▶ _REQUIRED TASK_
Pull out each line of the data that includes the word "time".

▶ _SUPPLIED DATA_
--- Start ---

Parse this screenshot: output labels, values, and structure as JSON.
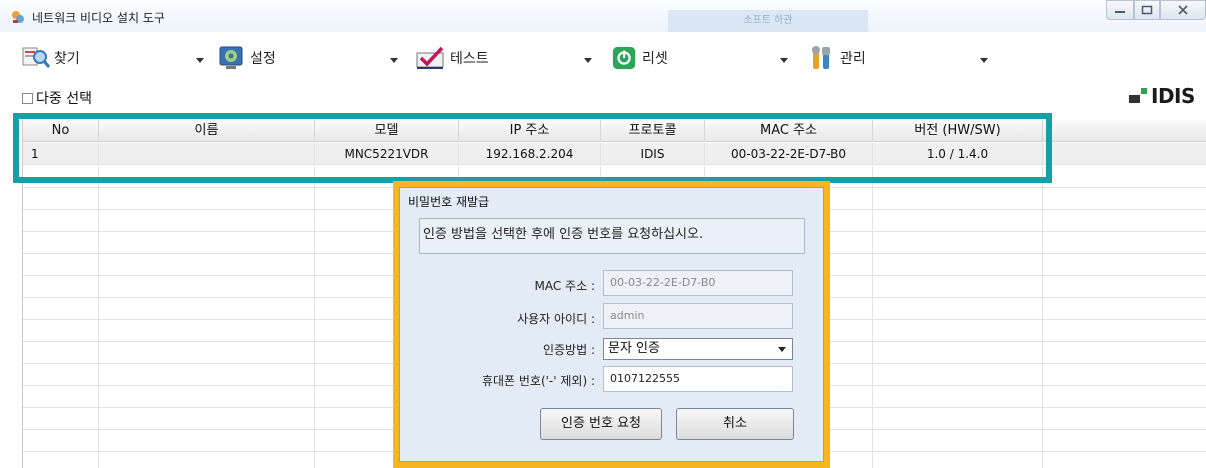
{
  "window": {
    "title": "네트워크 비디오 설치 도구",
    "ghost_tab": "소프트 하관"
  },
  "toolbar": {
    "items": [
      {
        "label": "찾기",
        "icon": "search-icon"
      },
      {
        "label": "설정",
        "icon": "settings-icon"
      },
      {
        "label": "테스트",
        "icon": "check-icon"
      },
      {
        "label": "리셋",
        "icon": "power-icon"
      },
      {
        "label": "관리",
        "icon": "tools-icon"
      }
    ],
    "multi_select": "다중 선택",
    "brand": "IDIS"
  },
  "table": {
    "columns": [
      "No",
      "이름",
      "모델",
      "IP 주소",
      "프로토콜",
      "MAC 주소",
      "버전 (HW/SW)"
    ],
    "rows": [
      [
        "1",
        "",
        "MNC5221VDR",
        "192.168.2.204",
        "IDIS",
        "00-03-22-2E-D7-B0",
        "1.0 / 1.4.0"
      ]
    ]
  },
  "dialog": {
    "title": "비밀번호 재발급",
    "message": "인증 방법을 선택한 후에 인증 번호를 요청하십시오.",
    "mac_label": "MAC 주소 :",
    "mac_value": "00-03-22-2E-D7-B0",
    "user_label": "사용자 아이디 :",
    "user_value": "admin",
    "method_label": "인증방법 :",
    "method_value": "문자 인증",
    "phone_label": "휴대폰 번호('-' 제외) :",
    "phone_value": "0107122555",
    "request_button": "인증 번호 요청",
    "cancel_button": "취소"
  },
  "colors": {
    "highlight_table": "#13a0a6",
    "highlight_dialog": "#f5b620"
  }
}
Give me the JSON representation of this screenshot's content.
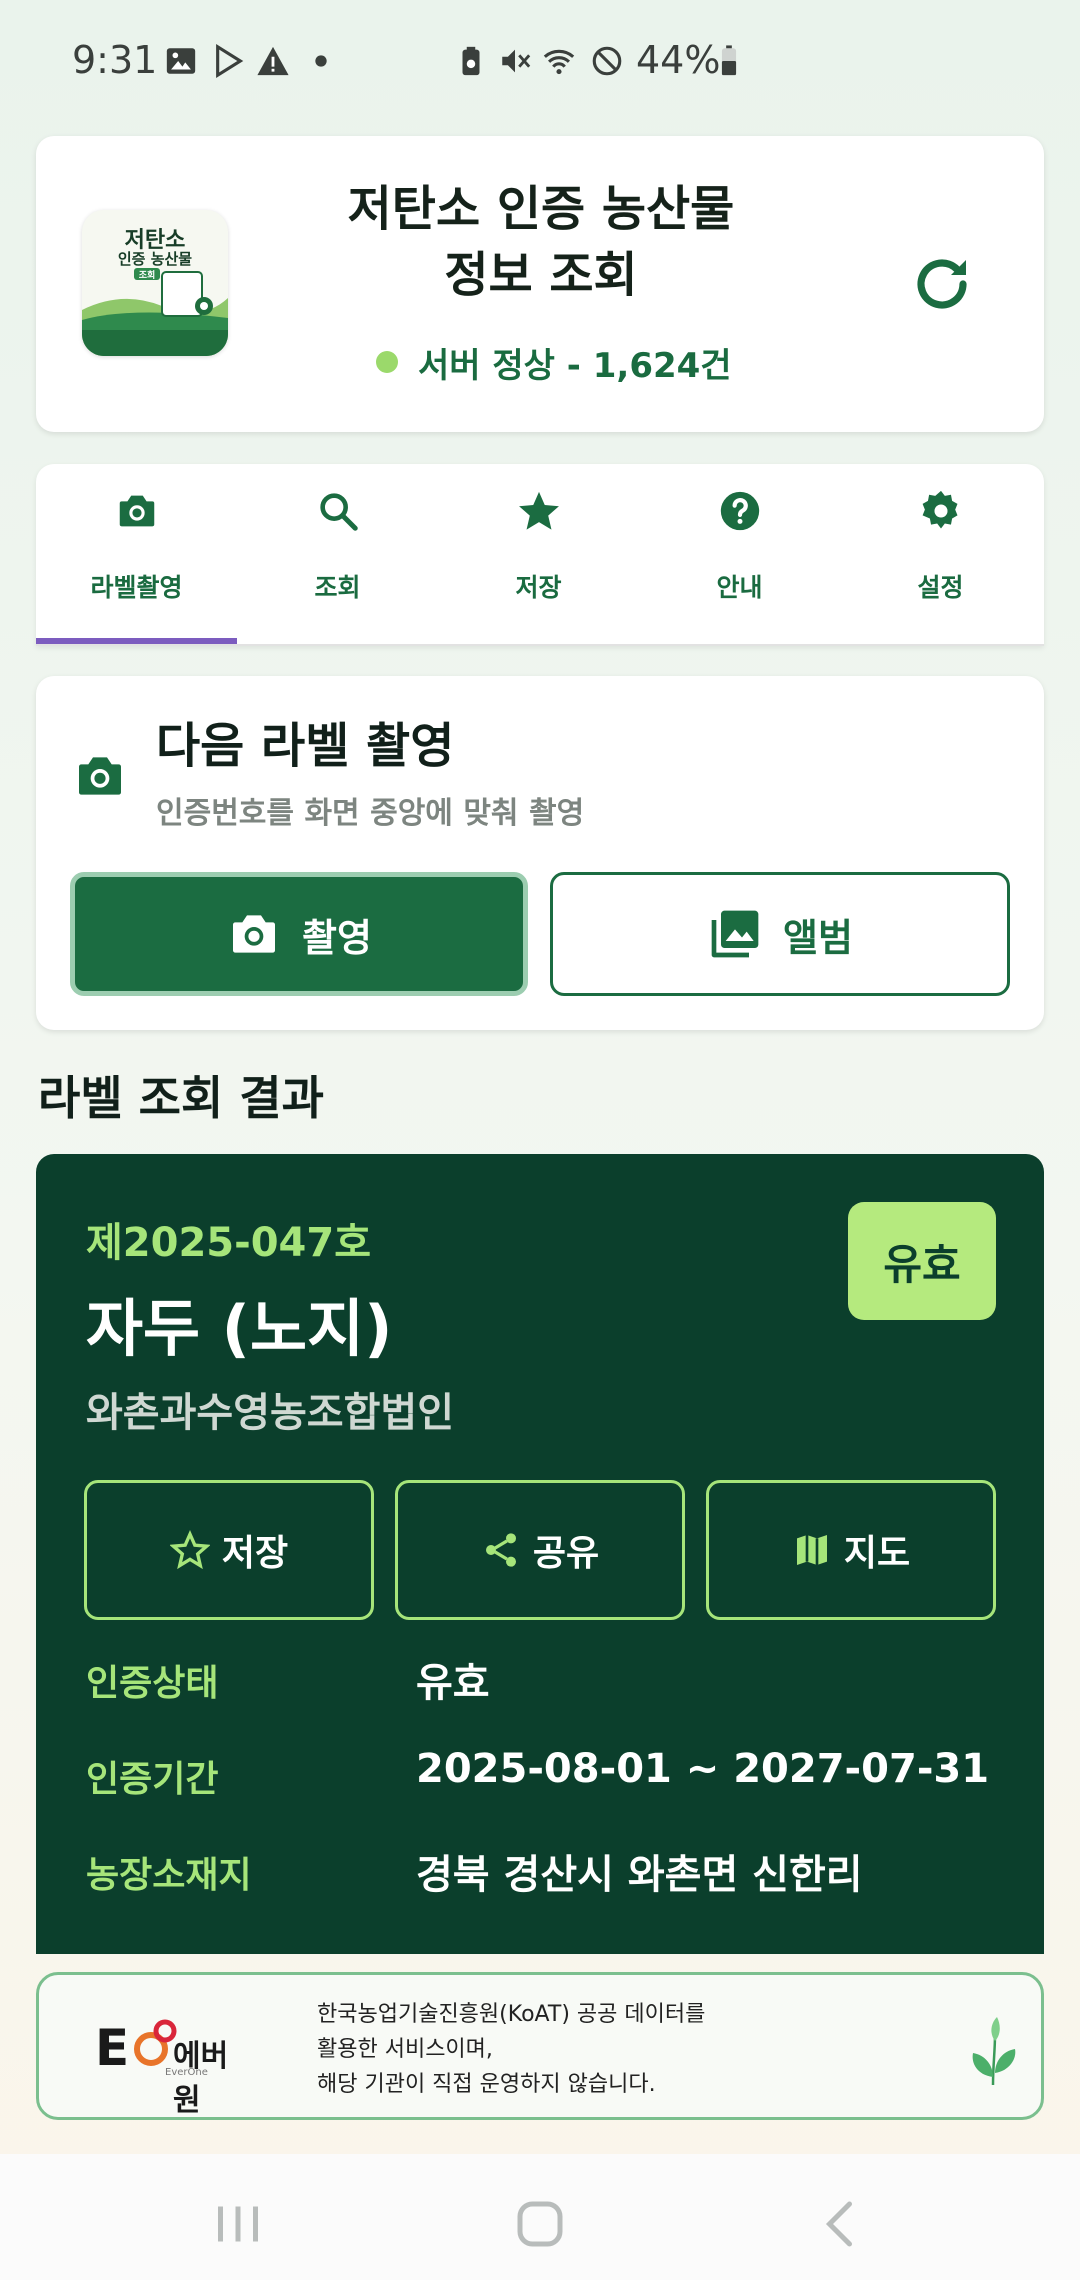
{
  "status_bar": {
    "time": "9:31",
    "battery": "44%"
  },
  "header": {
    "logo_title": "저탄소",
    "logo_sub": "인증 농산물",
    "logo_badge": "조회",
    "title_line1": "저탄소 인증 농산물",
    "title_line2": "정보 조회",
    "server_status": "서버 정상 - 1,624건",
    "status_color": "#9bd96b",
    "refresh_icon": "refresh-icon"
  },
  "tabs": [
    {
      "label": "라벨촬영",
      "icon": "camera-icon",
      "active": true
    },
    {
      "label": "조회",
      "icon": "search-icon",
      "active": false
    },
    {
      "label": "저장",
      "icon": "star-icon",
      "active": false
    },
    {
      "label": "안내",
      "icon": "help-icon",
      "active": false
    },
    {
      "label": "설정",
      "icon": "gear-icon",
      "active": false
    }
  ],
  "capture": {
    "title": "다음 라벨 촬영",
    "subtitle": "인증번호를 화면 중앙에 맞춰 촬영",
    "shoot_label": "촬영",
    "album_label": "앨범"
  },
  "results": {
    "section_title": "라벨 조회 결과",
    "cert_no": "제2025-047호",
    "product": "자두 (노지)",
    "organization": "와촌과수영농조합법인",
    "badge": "유효",
    "actions": {
      "save": "저장",
      "share": "공유",
      "map": "지도"
    },
    "info": [
      {
        "label": "인증상태",
        "value": "유효"
      },
      {
        "label": "인증기간",
        "value": "2025-08-01 ~ 2027-07-31"
      },
      {
        "label": "농장소재지",
        "value": "경북 경산시 와촌면 신한리"
      }
    ]
  },
  "footer": {
    "logo_text": "에버원",
    "logo_sub": "EverOne",
    "line1": "한국농업기술진흥원(KoAT) 공공 데이터를",
    "line2": "활용한 서비스이며,",
    "line3": "해당 기관이 직접 운영하지 않습니다."
  },
  "colors": {
    "primary": "#1b6c41",
    "dark_card": "#0b3f2c",
    "accent": "#a6e57a",
    "tab_indicator": "#7c5cbf"
  }
}
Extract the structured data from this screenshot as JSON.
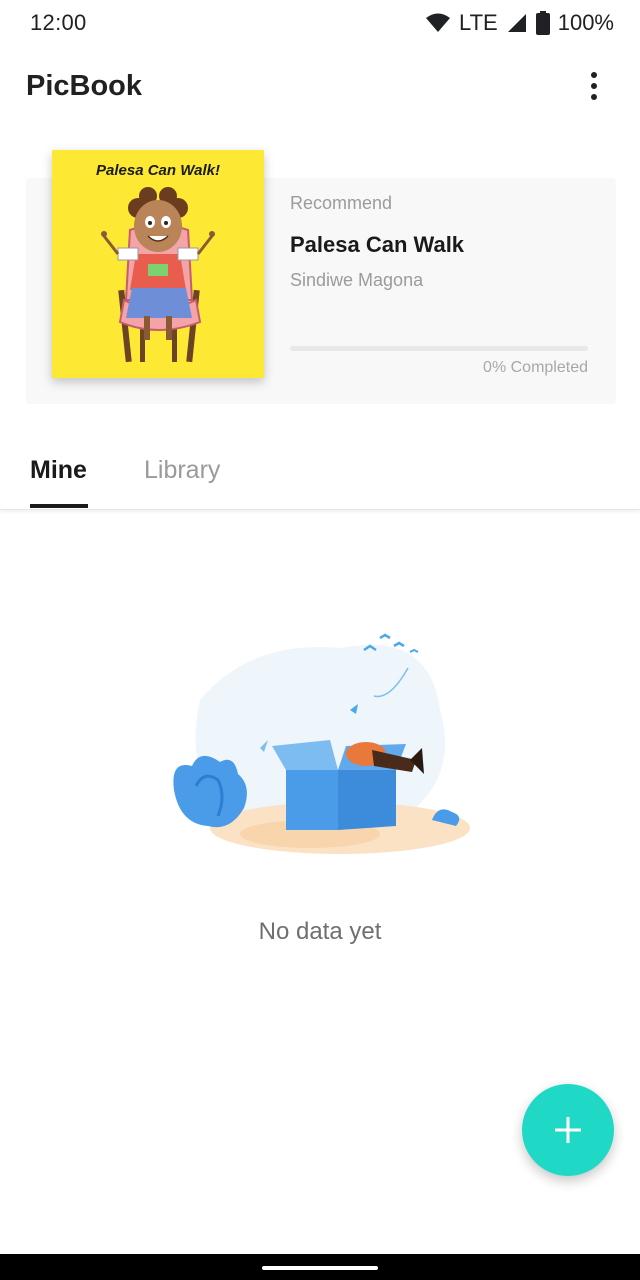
{
  "status_bar": {
    "time": "12:00",
    "network": "LTE",
    "battery": "100%",
    "icons": [
      "wifi-icon",
      "cellular-signal-icon",
      "battery-icon"
    ]
  },
  "app_bar": {
    "title": "PicBook",
    "menu_icon": "more-vert-icon"
  },
  "recommend": {
    "label": "Recommend",
    "book_title": "Palesa Can Walk",
    "author": "Sindiwe Magona",
    "progress": 0,
    "progress_text": "0% Completed",
    "cover": {
      "title": "Palesa Can Walk!",
      "background": "#fde933"
    }
  },
  "tabs": [
    {
      "label": "Mine",
      "active": true
    },
    {
      "label": "Library",
      "active": false
    }
  ],
  "empty_state": {
    "text": "No data yet",
    "icon": "empty-box-illustration"
  },
  "fab": {
    "icon": "plus-icon",
    "color": "#20d8c6"
  },
  "colors": {
    "accent": "#20d8c6",
    "text_primary": "#1a1a1a",
    "text_secondary": "#9b9b9b"
  }
}
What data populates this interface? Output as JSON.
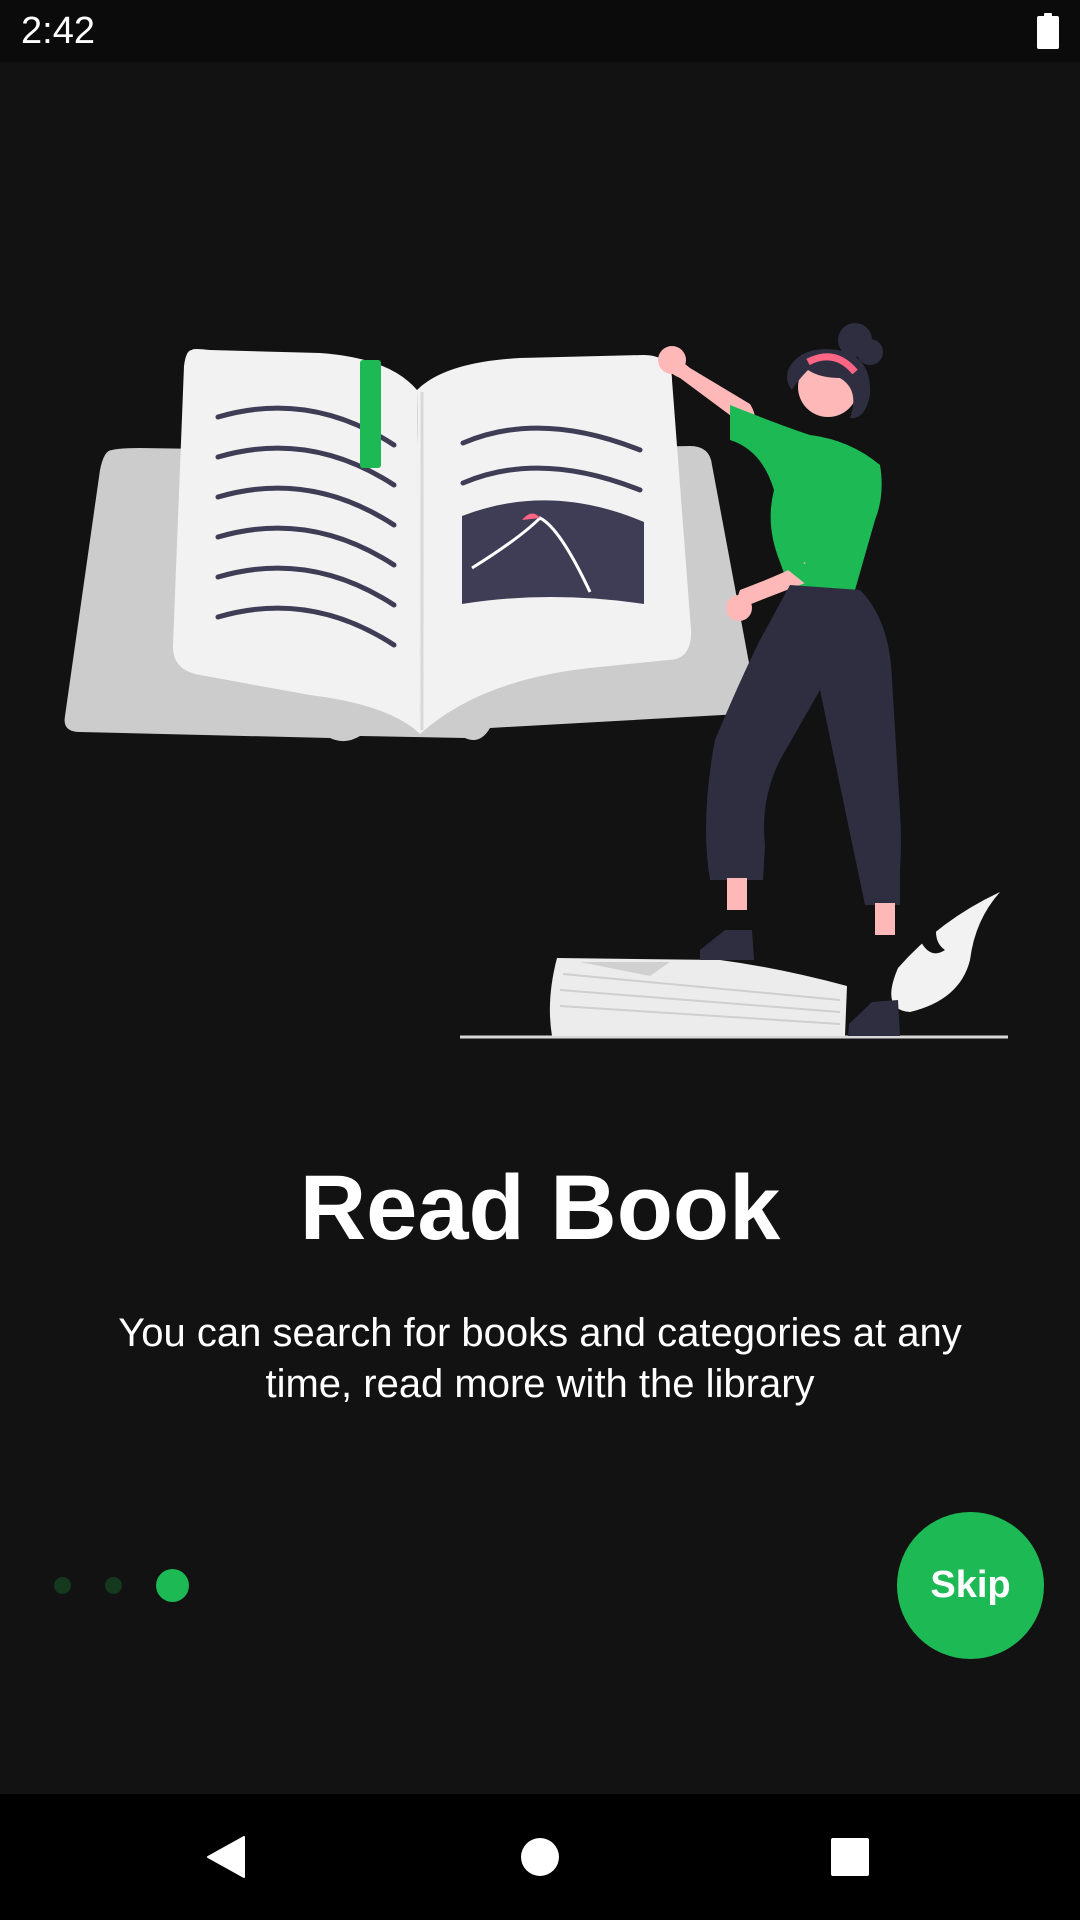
{
  "status_bar": {
    "time": "2:42",
    "battery_icon": "battery-full-icon"
  },
  "onboarding": {
    "title": "Read Book",
    "description": "You can search for books and categories at any time, read more with the library",
    "skip_label": "Skip",
    "page_count": 3,
    "current_page": 3
  },
  "nav_bar": {
    "back_icon": "back-triangle-icon",
    "home_icon": "home-circle-icon",
    "recents_icon": "recents-square-icon"
  },
  "colors": {
    "background": "#121212",
    "accent": "#1DB954",
    "dot_inactive": "#14391f",
    "text": "#FFFFFF",
    "navbar": "#000000",
    "statusbar": "#0b0b0b"
  }
}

--- End ---

▶ _RESPONSE TO THIS TASK_
    "time": "9:31",
    "time": "12:00",
    "time": "2:42",
    "description": "You can search for books and categories at any time, read more with the library",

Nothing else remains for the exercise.